WORK TO DO: Every line below is to be copied exactly, with the pictures left out.

>> begin DATA TO PROCESS

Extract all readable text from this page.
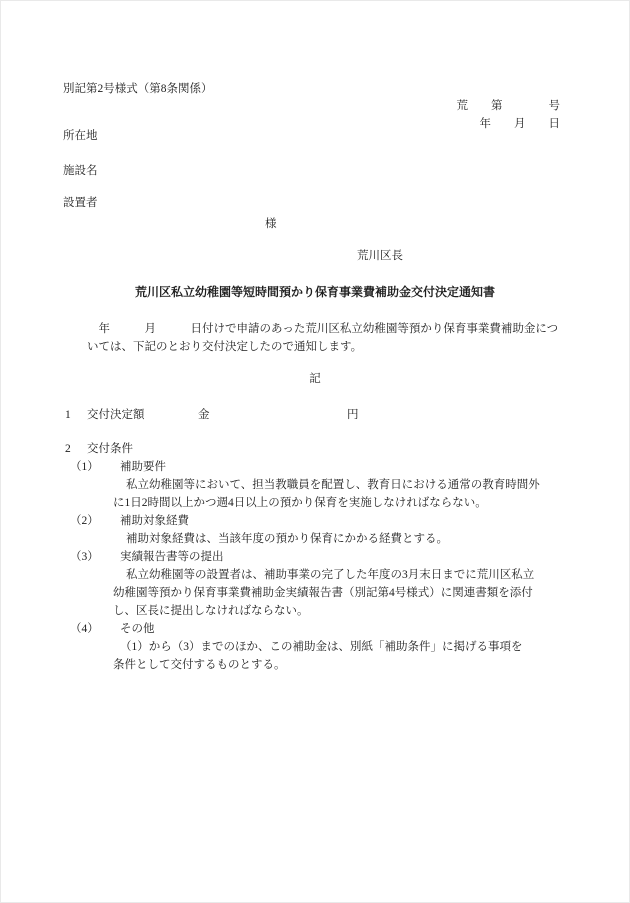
別記第2号様式（第8条関係）
荒　　第　　　　号
年　　月　　日
所在地
施設名
設置者
様
荒川区長
荒川区私立幼稚園等短時間預かり保育事業費補助金交付決定通知書
　年　　　月　　　日付けで申請のあった荒川区私立幼稚園等預かり保育事業費補助金につ
いては、下記のとおり交付決定したので通知します。
記
1 交付決定額	金	円
2 交付条件
（1） 補助要件
私立幼稚園等において、担当教職員を配置し、教育日における通常の教育時間外
に1日2時間以上かつ週4日以上の預かり保育を実施しなければならない。
（2） 補助対象経費
補助対象経費は、当該年度の預かり保育にかかる経費とする。
（3） 実績報告書等の提出
私立幼稚園等の設置者は、補助事業の完了した年度の3月末日までに荒川区私立
幼稚園等預かり保育事業費補助金実績報告書（別記第4号様式）に関連書類を添付
し、区長に提出しなければならない。
（4） その他
（1）から（3）までのほか、この補助金は、別紙「補助条件」に掲げる事項を
条件として交付するものとする。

>> end DATA TO PROCESS

SOLUTION BELOW:
Extract all readable text from this page.
別記第2号様式（第8条関係）
荒　　第　　　　号
年　　月　　日
所在地
施設名
設置者
様
荒川区長
荒川区私立幼稚園等短時間預かり保育事業費補助金交付決定通知書
　年　　　月　　　日付けで申請のあった荒川区私立幼稚園等預かり保育事業費補助金につ
いては、下記のとおり交付決定したので通知します。
記
1 交付決定額	金	円
2 交付条件
（1） 補助要件
私立幼稚園等において、担当教職員を配置し、教育日における通常の教育時間外
に1日2時間以上かつ週4日以上の預かり保育を実施しなければならない。
（2） 補助対象経費
補助対象経費は、当該年度の預かり保育にかかる経費とする。
（3） 実績報告書等の提出
私立幼稚園等の設置者は、補助事業の完了した年度の3月末日までに荒川区私立
幼稚園等預かり保育事業費補助金実績報告書（別記第4号様式）に関連書類を添付
し、区長に提出しなければならない。
（4） その他
（1）から（3）までのほか、この補助金は、別紙「補助条件」に掲げる事項を
条件として交付するものとする。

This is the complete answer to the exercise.